# Written exercise
Find each line with the string "screenshot" and report it.

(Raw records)
+++++

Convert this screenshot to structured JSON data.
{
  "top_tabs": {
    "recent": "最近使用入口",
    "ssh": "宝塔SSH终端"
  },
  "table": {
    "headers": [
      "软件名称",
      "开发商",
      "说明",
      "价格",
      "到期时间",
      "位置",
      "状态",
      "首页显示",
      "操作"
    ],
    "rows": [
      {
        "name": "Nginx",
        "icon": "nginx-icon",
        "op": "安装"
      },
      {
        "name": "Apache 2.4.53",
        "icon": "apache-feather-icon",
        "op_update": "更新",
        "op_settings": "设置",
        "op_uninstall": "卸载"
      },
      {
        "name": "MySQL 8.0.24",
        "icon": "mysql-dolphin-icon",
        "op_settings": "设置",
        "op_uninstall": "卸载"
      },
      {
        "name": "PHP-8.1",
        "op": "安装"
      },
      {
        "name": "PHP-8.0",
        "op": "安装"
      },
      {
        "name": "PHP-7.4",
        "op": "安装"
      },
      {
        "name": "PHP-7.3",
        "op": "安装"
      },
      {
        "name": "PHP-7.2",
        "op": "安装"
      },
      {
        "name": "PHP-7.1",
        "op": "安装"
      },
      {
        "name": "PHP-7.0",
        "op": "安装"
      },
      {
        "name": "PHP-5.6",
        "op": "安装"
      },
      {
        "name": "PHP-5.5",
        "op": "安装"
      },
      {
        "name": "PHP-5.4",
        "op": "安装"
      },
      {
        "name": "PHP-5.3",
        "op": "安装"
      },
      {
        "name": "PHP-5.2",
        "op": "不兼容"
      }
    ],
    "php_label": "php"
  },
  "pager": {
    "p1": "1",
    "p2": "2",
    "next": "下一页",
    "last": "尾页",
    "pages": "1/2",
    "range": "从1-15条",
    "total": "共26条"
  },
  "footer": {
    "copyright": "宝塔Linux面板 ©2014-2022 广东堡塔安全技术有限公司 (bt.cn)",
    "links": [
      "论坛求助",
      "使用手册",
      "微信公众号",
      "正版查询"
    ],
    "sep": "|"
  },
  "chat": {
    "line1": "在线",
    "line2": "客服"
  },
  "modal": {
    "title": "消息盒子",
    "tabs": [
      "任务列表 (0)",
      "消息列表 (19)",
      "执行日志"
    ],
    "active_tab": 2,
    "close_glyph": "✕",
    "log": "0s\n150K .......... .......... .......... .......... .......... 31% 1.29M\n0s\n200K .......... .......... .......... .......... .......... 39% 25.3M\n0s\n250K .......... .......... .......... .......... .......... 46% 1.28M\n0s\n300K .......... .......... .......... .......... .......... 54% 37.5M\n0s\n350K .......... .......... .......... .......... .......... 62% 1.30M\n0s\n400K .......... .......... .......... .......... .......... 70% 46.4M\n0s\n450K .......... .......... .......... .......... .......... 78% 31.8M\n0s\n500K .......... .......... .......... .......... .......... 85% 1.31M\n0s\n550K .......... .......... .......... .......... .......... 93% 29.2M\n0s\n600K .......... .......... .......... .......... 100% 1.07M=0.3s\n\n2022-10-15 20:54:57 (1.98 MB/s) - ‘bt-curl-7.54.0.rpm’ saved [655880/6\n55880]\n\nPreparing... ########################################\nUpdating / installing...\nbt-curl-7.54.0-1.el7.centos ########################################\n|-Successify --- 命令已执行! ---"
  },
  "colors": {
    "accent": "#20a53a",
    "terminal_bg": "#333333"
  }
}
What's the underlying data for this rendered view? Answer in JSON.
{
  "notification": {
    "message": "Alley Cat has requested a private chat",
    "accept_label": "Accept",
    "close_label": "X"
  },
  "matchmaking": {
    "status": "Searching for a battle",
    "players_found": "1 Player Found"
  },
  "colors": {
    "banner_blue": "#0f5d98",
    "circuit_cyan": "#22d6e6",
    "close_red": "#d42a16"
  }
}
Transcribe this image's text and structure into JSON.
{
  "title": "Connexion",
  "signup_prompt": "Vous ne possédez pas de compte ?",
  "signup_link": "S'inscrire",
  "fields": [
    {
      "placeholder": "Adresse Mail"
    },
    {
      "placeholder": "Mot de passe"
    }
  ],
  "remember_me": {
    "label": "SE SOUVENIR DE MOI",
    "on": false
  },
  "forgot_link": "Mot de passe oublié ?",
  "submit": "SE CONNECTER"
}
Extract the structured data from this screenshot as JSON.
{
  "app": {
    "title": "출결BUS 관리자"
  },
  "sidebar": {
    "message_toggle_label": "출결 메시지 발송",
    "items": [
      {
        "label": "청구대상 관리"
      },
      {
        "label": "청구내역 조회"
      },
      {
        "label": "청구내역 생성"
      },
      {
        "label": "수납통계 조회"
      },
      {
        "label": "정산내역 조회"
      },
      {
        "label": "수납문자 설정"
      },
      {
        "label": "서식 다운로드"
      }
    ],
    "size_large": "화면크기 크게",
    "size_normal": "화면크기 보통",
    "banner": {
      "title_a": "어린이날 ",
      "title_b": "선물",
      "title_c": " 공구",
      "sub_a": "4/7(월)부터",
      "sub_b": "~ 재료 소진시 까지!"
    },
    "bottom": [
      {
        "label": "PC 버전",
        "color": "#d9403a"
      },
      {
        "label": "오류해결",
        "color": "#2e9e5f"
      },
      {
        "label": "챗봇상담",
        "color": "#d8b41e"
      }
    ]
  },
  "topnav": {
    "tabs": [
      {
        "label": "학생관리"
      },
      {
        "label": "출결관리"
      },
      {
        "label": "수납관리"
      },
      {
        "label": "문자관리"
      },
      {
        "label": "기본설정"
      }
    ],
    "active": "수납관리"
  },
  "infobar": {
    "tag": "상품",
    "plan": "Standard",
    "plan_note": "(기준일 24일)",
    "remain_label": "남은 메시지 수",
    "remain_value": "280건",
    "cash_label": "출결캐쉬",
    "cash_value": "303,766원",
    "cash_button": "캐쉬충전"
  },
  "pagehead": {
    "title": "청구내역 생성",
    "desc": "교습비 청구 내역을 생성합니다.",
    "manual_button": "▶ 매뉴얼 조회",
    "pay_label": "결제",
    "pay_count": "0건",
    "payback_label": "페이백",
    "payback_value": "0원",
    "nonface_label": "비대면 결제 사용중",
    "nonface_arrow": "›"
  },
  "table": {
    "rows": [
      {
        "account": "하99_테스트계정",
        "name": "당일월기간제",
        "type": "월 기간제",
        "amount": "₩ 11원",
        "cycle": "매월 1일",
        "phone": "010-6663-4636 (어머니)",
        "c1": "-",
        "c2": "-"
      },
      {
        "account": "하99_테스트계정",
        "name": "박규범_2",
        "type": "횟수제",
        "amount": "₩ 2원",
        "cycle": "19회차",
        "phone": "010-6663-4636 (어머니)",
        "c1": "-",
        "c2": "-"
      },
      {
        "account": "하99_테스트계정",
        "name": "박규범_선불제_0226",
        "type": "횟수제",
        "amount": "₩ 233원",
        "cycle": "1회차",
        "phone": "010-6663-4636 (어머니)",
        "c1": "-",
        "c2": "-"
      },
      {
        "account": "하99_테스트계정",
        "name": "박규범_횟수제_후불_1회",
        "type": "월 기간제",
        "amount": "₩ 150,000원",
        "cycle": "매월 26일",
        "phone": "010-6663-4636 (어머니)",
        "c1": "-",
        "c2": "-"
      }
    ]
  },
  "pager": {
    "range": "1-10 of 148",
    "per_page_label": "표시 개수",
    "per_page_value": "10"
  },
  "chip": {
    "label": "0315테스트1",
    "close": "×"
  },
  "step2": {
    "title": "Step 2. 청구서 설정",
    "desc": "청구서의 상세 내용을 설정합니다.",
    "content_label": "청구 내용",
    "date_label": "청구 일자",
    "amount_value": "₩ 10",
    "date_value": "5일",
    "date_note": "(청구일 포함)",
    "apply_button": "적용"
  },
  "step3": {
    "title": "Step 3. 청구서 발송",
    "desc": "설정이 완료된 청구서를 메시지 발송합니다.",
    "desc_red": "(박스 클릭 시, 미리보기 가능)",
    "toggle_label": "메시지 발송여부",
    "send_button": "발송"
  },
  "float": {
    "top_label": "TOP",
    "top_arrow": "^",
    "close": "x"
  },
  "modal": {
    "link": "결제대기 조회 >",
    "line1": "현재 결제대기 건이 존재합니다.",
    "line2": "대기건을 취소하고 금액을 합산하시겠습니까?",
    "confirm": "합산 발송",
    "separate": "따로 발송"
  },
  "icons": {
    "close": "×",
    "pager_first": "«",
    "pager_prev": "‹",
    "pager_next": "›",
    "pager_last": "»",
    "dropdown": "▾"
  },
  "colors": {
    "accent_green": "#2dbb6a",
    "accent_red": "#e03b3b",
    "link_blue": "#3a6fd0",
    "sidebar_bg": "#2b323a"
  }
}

+++++

# Solution for this task
Convert this screenshot to structured JSON data.
Extract the structured data from this screenshot as JSON.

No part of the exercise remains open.